> [Trecho de origem]
◇ ◇ ◇
Como todos os grandes poetas, Ivan Junqueira se distingue pela virtuosidade métrica e rimática, e capacidade de cinzelar o poema, tornando-o um artefato verbal. A mestria versificatória o leva a apoiar-se apenas numa unidade fonética. São numerosos, nesse poeta mais das rimas toantes do que das rimas consonantes, os poemas em que um a, um i ou um u, no fim de cada verso, asseguram a este e ao poema a sua magia e musicalidade, produzindo ludicamente o enfeitiçamento verbal, que é um dos resultados da expressão poética e uma das razões da poesia.
Embora se proclame herdeiro de uma tradição poética iniciada com Luís de Camões e Sá de Miranda, e continuada em Manuel Bandeira, Cecília Meireles, Carlos Drummond de Andrade e Dante Milano, Ivan Junqueira sabe que não existe no passado apenas uma única tradição. Elas são várias e ele, desde a sua aparição em 1964, soube beber gulosamente nessas inesgotáveis fontes criadoras. Ele sabe que a poesia brasileira votada à durabilidade e à permanência, como toda poesia ocidental, começa em Homero e Virgílio, Dante e Shakespeare, Camões e Quevedo, prolonga-se em Goethe e Leopardi, Baudelaire e Mallarmé, Rimbaud e Walt Whitman, e vive nos poetas do nosso tempo. Ele sabe, finalmente, que a grande tradição poética não é uma servidão ou engessamento, nem uma condenação ao epigonismo, mas a base das transgressões e das rupturas, o make it new pregado por Ezra Pound.
◇ ◇ ◇
> [Entradas fornecidas]
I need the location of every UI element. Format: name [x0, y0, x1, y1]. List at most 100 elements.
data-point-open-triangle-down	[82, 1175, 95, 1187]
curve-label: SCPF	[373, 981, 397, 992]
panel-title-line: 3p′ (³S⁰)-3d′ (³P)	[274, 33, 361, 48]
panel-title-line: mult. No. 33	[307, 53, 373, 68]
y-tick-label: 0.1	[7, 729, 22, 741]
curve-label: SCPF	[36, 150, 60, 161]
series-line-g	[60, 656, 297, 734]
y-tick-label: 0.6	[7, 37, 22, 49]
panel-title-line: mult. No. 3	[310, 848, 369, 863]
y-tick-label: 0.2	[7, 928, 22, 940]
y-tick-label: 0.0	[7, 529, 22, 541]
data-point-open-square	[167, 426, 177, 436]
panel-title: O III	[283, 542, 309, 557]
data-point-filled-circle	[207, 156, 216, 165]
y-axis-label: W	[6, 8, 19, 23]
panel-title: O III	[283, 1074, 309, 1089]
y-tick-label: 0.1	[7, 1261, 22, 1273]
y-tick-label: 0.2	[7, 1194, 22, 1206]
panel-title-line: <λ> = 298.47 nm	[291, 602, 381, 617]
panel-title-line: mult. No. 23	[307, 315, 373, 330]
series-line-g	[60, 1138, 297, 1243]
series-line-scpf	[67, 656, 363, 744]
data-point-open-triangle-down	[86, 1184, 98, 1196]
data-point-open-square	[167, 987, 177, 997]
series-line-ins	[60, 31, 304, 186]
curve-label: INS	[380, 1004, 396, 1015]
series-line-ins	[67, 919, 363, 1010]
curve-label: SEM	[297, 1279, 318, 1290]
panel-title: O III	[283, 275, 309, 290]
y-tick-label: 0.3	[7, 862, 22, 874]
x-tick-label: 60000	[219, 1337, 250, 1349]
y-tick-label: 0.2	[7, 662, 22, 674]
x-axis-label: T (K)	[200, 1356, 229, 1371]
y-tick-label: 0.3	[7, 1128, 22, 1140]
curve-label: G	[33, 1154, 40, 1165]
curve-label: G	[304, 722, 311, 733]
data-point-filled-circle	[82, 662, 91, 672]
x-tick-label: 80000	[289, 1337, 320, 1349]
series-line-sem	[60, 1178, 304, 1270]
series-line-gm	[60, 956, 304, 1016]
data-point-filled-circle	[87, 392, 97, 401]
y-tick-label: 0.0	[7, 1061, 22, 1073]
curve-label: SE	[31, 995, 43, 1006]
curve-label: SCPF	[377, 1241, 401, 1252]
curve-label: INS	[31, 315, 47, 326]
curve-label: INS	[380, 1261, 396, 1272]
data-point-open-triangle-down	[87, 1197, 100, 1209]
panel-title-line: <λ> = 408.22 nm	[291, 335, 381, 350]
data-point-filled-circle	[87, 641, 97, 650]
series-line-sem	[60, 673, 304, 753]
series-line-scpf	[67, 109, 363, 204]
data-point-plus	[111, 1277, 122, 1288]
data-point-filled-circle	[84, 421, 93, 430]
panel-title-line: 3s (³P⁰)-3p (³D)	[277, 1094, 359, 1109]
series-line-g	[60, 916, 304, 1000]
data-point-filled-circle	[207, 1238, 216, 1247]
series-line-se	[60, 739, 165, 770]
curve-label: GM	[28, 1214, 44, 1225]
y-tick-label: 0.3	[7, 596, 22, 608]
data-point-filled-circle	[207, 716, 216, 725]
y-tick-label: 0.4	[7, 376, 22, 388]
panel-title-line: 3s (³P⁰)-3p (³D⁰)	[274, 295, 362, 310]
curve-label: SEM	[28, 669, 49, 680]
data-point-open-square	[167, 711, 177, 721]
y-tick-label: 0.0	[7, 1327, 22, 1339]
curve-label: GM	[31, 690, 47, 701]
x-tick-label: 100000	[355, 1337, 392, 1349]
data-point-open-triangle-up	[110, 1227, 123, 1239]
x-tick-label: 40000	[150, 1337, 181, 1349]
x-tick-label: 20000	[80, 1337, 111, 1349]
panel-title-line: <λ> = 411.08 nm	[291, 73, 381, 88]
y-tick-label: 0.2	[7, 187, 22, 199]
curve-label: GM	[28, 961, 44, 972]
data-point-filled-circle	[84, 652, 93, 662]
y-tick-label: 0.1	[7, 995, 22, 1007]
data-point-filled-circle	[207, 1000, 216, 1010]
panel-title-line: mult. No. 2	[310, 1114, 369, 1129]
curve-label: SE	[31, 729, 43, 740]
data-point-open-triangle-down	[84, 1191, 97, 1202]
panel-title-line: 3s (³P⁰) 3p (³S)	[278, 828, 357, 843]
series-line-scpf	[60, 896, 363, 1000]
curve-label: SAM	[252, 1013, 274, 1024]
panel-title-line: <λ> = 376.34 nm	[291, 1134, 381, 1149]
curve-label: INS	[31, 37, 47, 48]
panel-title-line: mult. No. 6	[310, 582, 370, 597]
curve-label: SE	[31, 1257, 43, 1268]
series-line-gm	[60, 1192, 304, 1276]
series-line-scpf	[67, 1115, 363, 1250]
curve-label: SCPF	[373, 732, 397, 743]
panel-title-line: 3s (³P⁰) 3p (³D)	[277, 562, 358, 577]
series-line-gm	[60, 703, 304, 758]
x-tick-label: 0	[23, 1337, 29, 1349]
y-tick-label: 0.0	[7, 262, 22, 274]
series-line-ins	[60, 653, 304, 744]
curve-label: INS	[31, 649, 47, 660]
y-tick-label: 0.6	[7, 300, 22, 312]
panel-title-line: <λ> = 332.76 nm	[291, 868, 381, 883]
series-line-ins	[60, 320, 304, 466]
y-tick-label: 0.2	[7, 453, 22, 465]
◇ ◇ ◇
> [Objetivo proposto 1] Reproduza o trecho sobre a poesia de Ivan Junqueira a partir de "Embora se proclame" até "por Ezra Pound.", incluindo este último.
> [Objetivo proposto 2] Disponha em uma tabela Markdown, com as colunas Número e Entrada, as linhas das entradas desde o início até a linha que contém "848, 369, 863]", inclusive. Omita as linhas em branco.

> [Resposta correta 1]
Embora se proclame herdeiro de uma tradição poética iniciada com Luís de Camões e Sá de Miranda, e continuada em Manuel Bandeira, Cecília Meireles, Carlos Drummond de Andrade e Dante Milano, Ivan Junqueira sabe que não existe no passado apenas uma única tradição. Elas são várias e ele, desde a sua aparição em 1964, soube beber gulosamente nessas inesgotáveis fontes criadoras. Ele sabe que a poesia brasileira votada à durabilidade e à permanência, como toda poesia ocidental, começa em Homero e Virgílio, Dante e Shakespeare, Camões e Quevedo, prolonga-se em Goethe e Leopardi, Baudelaire e Mallarmé, Rimbaud e Walt Whitman, e vive nos poetas do nosso tempo. Ele sabe, finalmente, que a grande tradição poética não é uma servidão ou engessamento, nem uma condenação ao epigonismo, mas a base das transgressões e das rupturas, o make it new pregado por Ezra Pound.

> [Resposta correta 2]
| Número | Entrada |
|---|---|
| 1 | I need the location of every UI element. Format: name [x0, y0, x1, y1]. List at most 100 elements. |
| 2 | data-point-open-triangle-down	[82, 1175, 95, 1187] |
| 3 | curve-label: SCPF	[373, 981, 397, 992] |
| 4 | panel-title-line: 3p′ (³S⁰)-3d′ (³P)	[274, 33, 361, 48] |
| 5 | panel-title-line: mult. No. 33	[307, 53, 373, 68] |
| 6 | y-tick-label: 0.1	[7, 729, 22, 741] |
| 7 | curve-label: SCPF	[36, 150, 60, 161] |
| 8 | series-line-g	[60, 656, 297, 734] |
| 9 | y-tick-label: 0.6	[7, 37, 22, 49] |
| 10 | panel-title-line: mult. No. 3	[310, 848, 369, 863] |